_TASK:_ Count how many lines of the material contain the string "content", then give that number and nothing more.
** BEGIN INFORMATION SHOWN **
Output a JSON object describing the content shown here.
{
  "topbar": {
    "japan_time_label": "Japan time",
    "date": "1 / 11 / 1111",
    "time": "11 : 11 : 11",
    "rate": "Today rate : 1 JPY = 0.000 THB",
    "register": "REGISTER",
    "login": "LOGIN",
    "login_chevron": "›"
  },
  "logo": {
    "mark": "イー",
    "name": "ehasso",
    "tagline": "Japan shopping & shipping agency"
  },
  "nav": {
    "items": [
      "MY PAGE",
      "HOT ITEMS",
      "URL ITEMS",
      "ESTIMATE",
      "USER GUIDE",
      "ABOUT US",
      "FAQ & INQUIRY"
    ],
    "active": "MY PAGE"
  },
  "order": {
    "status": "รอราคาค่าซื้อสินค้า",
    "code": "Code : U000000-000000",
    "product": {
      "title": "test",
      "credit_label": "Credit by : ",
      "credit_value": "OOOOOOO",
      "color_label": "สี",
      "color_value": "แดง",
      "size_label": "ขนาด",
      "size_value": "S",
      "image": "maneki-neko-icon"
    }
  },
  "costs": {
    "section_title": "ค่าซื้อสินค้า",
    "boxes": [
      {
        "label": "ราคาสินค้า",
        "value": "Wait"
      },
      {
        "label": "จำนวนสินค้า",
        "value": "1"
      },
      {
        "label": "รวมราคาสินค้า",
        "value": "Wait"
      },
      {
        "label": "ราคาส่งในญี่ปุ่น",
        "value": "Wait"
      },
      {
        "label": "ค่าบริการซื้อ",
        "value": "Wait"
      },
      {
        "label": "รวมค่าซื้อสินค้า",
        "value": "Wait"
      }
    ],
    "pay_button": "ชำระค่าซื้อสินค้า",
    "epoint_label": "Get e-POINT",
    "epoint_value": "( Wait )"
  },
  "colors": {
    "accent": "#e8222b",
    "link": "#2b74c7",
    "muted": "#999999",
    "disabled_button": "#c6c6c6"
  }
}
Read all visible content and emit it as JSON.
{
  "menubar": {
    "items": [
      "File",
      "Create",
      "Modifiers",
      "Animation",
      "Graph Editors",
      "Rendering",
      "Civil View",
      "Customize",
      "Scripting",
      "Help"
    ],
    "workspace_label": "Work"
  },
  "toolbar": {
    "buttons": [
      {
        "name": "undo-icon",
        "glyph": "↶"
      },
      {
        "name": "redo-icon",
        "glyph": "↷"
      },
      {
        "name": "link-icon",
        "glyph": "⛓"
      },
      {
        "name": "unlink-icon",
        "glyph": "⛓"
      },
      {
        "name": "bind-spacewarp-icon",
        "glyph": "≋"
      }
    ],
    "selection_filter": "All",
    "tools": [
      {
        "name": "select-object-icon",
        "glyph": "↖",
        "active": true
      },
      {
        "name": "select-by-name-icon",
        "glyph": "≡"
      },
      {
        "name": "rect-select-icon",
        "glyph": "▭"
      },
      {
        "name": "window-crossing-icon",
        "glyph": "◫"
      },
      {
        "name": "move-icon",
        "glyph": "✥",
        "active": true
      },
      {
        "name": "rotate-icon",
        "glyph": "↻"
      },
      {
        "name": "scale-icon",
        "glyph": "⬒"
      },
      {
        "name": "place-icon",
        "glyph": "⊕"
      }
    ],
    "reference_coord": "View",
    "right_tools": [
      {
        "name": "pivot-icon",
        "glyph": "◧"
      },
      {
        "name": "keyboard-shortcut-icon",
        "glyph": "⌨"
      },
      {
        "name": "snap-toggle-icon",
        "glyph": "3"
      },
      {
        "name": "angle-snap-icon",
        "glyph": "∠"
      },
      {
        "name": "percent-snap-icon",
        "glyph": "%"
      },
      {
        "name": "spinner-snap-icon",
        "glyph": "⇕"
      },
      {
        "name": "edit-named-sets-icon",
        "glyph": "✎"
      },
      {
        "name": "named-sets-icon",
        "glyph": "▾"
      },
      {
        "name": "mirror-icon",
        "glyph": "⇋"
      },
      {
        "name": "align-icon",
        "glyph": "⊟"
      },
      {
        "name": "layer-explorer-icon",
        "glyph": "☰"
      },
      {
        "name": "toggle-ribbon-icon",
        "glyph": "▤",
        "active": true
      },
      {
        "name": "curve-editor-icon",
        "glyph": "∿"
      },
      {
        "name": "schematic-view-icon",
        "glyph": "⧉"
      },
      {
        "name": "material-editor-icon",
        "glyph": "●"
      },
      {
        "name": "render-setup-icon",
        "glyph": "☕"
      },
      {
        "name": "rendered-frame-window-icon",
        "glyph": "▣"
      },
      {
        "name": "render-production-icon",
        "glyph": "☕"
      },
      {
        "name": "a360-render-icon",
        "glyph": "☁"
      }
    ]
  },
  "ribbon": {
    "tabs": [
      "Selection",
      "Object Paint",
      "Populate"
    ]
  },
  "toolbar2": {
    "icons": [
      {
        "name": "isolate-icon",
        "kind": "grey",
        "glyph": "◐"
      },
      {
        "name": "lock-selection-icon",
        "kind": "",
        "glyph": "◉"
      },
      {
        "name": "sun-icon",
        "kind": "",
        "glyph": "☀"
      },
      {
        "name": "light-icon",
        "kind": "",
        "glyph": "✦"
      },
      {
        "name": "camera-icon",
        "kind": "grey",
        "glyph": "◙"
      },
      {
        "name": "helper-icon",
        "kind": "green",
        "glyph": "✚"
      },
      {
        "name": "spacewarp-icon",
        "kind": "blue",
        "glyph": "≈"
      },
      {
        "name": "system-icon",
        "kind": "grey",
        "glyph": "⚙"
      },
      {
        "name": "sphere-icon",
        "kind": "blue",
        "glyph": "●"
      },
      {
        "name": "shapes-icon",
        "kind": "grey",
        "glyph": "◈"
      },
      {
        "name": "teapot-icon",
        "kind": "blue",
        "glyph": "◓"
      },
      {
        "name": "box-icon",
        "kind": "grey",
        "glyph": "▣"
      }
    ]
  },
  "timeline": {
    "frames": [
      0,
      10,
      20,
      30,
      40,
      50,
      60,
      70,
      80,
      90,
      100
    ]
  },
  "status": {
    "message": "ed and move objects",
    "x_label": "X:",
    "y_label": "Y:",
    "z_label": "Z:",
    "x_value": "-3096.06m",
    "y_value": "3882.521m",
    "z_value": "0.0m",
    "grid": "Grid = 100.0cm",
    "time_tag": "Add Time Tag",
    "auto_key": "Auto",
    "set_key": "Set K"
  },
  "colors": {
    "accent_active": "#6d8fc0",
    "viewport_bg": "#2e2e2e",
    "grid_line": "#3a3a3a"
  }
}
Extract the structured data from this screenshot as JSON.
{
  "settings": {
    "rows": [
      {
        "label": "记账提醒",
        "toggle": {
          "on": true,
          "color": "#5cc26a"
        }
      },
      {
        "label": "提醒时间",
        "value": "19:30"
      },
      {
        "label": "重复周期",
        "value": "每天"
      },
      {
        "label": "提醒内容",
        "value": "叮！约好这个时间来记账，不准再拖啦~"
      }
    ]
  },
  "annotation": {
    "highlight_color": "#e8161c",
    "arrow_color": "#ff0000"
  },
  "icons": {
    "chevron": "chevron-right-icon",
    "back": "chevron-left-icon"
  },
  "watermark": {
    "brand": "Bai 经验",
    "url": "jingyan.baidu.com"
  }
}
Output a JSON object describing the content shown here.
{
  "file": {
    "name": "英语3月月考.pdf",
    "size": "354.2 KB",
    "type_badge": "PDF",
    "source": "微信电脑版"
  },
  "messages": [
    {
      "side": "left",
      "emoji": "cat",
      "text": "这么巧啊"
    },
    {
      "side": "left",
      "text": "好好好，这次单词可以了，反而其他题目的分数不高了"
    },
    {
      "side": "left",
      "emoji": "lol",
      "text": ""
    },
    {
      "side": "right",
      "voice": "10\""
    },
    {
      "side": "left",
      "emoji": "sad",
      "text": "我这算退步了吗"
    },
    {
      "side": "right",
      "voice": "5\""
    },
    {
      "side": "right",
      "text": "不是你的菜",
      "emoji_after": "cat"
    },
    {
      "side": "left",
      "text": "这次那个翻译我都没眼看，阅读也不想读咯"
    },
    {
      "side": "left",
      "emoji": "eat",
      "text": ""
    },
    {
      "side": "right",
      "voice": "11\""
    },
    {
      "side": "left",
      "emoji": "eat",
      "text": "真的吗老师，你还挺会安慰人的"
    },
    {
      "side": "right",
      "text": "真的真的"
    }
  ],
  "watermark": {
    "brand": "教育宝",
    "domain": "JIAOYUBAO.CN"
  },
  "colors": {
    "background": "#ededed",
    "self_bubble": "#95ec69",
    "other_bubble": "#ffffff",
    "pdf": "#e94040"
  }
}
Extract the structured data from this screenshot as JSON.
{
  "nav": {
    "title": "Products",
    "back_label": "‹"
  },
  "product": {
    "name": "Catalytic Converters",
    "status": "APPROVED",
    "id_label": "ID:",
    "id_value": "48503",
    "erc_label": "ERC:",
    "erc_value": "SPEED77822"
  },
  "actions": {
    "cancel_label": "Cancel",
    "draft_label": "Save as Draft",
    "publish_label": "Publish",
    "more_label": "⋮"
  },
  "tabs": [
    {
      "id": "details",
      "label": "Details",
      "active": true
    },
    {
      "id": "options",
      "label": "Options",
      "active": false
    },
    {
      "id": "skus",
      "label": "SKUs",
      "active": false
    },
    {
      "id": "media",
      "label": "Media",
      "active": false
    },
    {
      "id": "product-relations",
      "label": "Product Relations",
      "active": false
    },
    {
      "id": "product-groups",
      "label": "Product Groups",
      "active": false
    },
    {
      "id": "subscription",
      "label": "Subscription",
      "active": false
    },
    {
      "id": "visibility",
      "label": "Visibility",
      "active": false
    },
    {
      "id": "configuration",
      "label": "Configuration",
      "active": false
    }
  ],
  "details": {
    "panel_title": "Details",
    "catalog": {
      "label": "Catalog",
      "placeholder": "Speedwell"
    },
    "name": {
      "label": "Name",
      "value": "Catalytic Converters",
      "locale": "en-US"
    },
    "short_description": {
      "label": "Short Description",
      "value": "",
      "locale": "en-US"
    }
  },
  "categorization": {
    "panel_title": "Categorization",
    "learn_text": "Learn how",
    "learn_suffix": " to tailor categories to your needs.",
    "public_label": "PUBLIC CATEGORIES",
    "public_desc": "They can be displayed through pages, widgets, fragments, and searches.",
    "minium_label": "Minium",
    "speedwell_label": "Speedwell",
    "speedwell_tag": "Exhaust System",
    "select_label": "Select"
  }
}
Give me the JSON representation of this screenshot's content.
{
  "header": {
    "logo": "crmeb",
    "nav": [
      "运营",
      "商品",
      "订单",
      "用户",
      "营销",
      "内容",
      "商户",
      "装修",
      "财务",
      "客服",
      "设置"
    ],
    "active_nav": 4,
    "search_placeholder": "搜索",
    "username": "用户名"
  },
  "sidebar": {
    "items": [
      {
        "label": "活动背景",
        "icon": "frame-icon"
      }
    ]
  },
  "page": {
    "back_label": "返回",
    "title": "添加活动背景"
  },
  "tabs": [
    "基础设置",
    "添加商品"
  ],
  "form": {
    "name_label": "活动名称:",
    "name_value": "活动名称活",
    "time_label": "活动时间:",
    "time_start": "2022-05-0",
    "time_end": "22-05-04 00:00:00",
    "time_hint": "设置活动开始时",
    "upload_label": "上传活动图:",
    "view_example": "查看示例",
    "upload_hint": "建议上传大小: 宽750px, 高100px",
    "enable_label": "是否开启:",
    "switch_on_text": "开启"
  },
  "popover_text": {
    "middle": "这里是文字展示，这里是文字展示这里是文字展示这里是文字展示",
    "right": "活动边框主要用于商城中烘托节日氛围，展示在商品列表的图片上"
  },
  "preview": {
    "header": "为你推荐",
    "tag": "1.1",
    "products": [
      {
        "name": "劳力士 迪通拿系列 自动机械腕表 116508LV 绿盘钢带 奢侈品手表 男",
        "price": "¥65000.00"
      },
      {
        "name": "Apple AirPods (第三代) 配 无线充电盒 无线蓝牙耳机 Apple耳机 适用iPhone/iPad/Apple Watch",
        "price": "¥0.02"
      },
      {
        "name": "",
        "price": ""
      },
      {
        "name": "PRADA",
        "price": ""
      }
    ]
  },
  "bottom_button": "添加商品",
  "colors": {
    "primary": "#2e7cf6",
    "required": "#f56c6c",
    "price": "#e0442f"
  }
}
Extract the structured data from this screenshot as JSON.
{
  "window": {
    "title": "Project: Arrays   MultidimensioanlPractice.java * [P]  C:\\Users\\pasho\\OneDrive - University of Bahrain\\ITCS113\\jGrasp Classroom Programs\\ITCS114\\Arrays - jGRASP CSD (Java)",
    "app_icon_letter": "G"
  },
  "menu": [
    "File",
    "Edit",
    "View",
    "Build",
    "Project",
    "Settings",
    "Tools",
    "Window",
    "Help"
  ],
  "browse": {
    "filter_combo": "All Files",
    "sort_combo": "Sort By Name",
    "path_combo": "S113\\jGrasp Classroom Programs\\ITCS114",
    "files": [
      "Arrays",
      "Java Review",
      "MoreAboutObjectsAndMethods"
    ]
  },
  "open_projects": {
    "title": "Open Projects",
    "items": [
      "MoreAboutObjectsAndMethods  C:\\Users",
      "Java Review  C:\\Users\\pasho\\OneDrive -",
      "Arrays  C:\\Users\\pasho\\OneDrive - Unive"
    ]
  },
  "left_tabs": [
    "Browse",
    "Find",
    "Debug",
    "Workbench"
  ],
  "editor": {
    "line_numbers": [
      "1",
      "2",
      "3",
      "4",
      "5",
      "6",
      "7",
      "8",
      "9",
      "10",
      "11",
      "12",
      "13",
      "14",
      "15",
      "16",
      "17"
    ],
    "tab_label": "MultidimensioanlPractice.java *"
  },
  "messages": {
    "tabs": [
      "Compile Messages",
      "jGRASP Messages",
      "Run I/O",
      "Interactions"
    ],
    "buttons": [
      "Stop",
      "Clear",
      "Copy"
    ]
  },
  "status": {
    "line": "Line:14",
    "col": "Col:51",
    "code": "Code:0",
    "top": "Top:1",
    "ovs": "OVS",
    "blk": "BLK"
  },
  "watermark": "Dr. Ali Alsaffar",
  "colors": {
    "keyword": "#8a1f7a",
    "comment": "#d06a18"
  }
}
** END INFORMATION SHOWN **
_THE ANSWER:_ 4